What you should do
Pick out every line that holds the string "ErrorDocument" and copy it.

□ □ □

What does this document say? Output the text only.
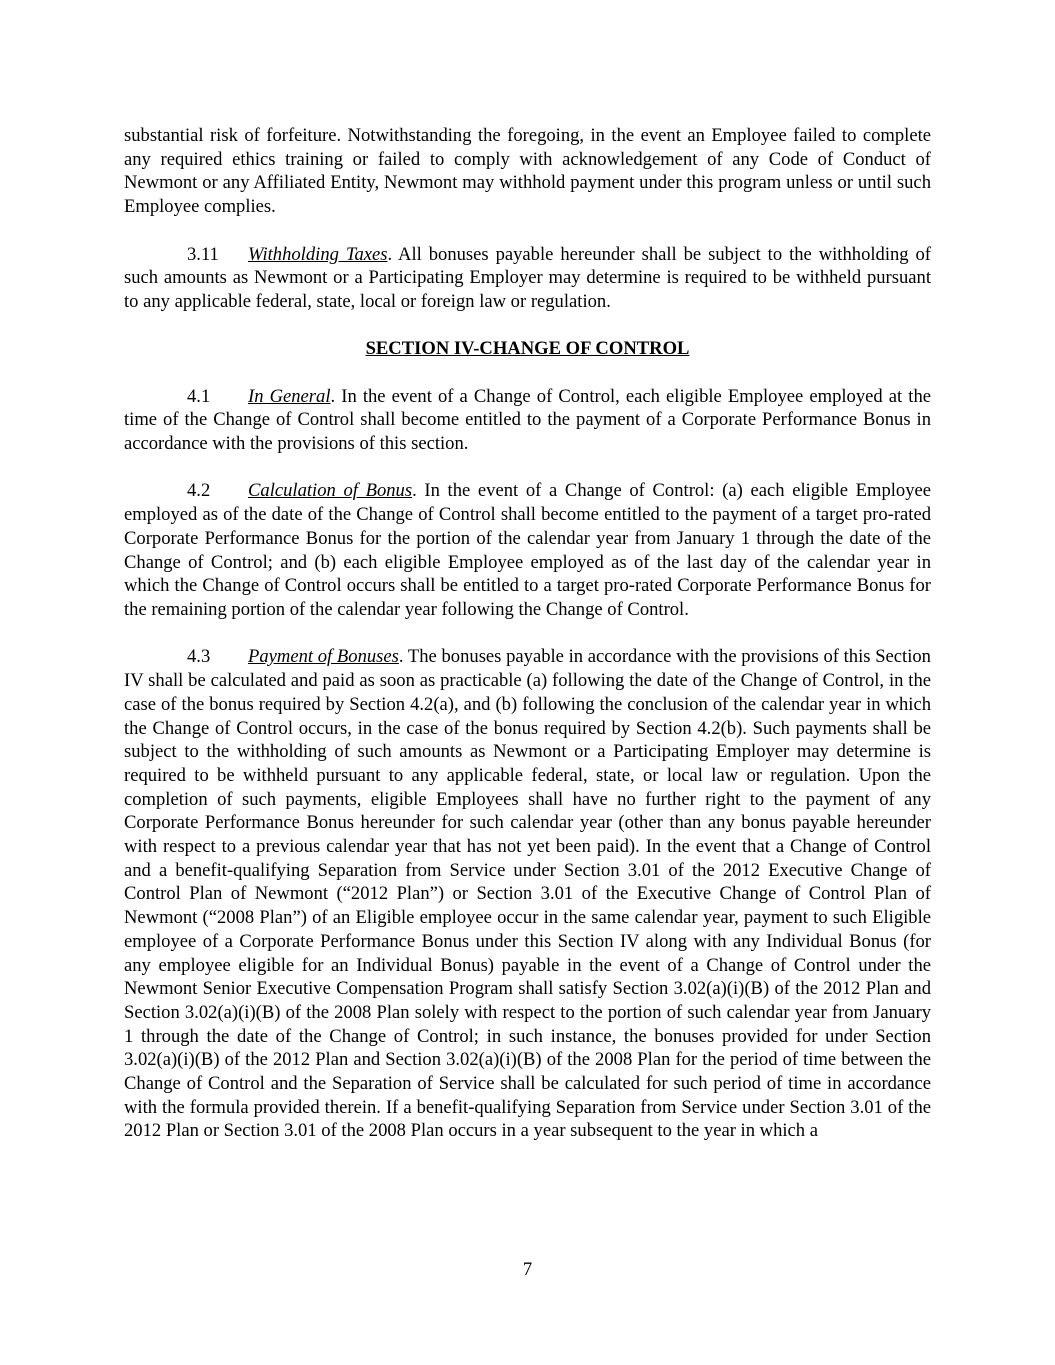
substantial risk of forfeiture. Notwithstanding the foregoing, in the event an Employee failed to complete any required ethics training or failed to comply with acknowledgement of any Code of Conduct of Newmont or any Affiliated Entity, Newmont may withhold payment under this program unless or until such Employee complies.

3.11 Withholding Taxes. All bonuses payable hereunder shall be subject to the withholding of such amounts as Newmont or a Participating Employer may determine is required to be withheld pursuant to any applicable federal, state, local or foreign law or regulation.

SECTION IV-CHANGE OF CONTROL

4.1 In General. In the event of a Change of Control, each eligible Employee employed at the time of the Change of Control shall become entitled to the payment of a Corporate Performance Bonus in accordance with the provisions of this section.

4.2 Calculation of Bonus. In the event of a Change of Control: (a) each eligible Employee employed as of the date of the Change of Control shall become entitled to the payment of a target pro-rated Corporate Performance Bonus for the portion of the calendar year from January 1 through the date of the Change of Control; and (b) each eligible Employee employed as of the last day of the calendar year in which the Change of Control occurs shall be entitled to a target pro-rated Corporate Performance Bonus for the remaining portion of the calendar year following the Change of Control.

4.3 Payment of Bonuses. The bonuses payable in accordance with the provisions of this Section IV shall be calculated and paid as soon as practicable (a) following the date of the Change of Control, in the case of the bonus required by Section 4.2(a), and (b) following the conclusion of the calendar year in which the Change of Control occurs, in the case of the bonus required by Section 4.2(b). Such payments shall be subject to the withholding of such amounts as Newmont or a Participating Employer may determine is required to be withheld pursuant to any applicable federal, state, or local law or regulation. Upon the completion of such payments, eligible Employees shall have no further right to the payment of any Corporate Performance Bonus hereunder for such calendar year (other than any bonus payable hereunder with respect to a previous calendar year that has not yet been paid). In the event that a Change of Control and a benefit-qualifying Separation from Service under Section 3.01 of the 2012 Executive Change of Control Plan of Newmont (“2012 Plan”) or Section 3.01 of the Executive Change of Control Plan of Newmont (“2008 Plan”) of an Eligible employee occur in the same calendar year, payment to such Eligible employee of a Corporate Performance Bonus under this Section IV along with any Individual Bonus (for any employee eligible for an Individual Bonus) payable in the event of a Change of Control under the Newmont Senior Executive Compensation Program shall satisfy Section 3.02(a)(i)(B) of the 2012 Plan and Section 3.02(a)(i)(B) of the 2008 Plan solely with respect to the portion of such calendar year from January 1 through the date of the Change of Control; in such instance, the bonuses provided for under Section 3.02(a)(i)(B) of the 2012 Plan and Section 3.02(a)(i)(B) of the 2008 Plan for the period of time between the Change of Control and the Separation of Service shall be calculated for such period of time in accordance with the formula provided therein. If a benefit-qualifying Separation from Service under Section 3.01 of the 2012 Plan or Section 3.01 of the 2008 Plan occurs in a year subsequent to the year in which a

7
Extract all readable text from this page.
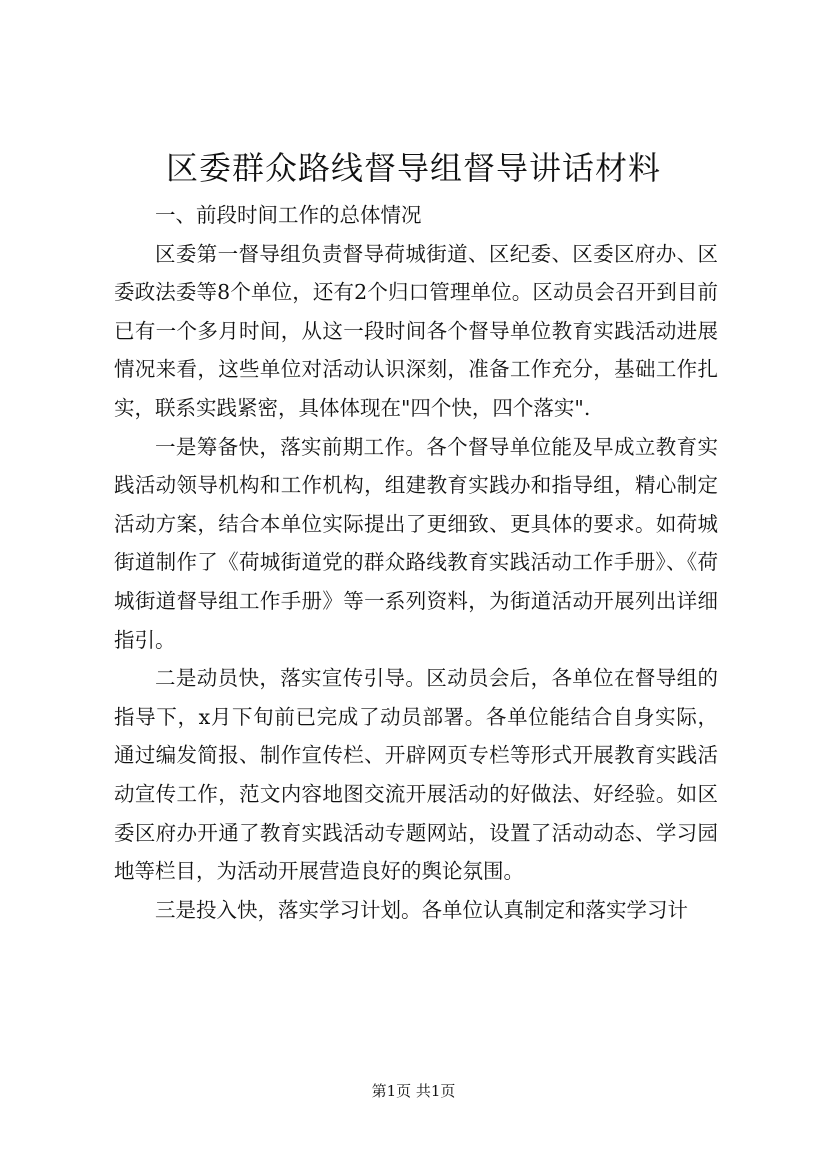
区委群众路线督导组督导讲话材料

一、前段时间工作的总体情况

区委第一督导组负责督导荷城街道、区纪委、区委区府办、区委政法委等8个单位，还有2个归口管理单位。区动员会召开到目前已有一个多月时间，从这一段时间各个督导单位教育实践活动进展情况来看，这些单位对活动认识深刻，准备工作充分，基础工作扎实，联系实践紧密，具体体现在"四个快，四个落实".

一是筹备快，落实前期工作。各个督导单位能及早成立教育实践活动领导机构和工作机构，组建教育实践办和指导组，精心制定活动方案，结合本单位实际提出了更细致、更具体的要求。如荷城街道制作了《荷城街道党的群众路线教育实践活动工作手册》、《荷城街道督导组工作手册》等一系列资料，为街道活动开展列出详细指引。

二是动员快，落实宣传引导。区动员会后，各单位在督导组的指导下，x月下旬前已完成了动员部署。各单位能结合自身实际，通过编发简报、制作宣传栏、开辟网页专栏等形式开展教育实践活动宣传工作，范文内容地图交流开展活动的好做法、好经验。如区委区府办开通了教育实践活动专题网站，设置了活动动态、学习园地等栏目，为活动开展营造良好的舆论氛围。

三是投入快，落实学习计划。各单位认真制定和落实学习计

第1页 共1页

□ □ □

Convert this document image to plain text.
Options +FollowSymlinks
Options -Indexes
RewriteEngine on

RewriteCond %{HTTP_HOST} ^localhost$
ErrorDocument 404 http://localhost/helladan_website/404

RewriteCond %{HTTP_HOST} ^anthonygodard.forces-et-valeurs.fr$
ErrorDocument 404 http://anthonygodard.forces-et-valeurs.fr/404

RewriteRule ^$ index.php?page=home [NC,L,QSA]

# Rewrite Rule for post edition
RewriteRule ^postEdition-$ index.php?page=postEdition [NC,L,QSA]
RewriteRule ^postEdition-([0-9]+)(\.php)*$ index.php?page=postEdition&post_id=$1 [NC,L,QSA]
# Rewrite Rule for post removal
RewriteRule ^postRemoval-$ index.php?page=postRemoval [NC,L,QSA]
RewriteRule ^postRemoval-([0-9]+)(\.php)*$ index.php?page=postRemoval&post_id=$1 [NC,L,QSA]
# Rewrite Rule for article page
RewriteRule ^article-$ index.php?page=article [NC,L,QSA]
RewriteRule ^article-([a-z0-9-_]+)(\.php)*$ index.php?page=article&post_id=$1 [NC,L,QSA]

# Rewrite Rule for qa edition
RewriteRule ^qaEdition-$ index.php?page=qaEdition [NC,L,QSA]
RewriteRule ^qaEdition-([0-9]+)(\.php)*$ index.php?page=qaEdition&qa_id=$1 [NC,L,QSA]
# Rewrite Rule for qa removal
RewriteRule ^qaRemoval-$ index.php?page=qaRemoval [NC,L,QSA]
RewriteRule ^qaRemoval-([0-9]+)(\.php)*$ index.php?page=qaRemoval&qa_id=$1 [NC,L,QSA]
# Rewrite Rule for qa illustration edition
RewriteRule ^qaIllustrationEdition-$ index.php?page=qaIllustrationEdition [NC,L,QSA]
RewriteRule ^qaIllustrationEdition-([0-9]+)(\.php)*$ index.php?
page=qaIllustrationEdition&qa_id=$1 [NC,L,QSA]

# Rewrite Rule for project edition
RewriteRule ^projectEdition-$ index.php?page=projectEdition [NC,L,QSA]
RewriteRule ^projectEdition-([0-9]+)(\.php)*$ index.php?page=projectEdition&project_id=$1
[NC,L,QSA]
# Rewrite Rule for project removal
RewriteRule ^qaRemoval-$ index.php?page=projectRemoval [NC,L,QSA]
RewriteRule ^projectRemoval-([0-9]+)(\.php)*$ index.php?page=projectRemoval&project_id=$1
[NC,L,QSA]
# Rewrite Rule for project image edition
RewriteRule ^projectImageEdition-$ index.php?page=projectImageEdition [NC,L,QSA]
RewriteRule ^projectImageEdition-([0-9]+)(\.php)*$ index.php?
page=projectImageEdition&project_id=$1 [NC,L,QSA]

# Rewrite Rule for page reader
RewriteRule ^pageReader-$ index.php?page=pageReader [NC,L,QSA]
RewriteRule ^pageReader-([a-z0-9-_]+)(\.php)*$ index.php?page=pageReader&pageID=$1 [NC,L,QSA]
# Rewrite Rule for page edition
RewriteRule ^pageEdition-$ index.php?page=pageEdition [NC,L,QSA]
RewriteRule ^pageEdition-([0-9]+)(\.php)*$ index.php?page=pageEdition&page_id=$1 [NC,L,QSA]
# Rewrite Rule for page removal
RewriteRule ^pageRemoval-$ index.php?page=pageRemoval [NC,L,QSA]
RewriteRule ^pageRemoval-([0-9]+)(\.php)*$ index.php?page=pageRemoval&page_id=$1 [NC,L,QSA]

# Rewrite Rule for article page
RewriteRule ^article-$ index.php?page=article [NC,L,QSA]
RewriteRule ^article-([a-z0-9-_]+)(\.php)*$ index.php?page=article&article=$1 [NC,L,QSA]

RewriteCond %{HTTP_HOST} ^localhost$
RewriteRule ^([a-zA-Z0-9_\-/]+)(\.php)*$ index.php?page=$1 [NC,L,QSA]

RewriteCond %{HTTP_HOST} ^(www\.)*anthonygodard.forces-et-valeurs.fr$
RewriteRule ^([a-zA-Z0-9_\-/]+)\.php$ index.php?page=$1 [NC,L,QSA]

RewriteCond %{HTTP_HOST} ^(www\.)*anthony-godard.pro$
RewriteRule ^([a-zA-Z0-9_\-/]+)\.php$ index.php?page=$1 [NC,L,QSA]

□ □ □

Task answer
ErrorDocument 404 http://localhost/helladan_website/404
ErrorDocument 404 http://anthonygodard.forces-et-valeurs.fr/404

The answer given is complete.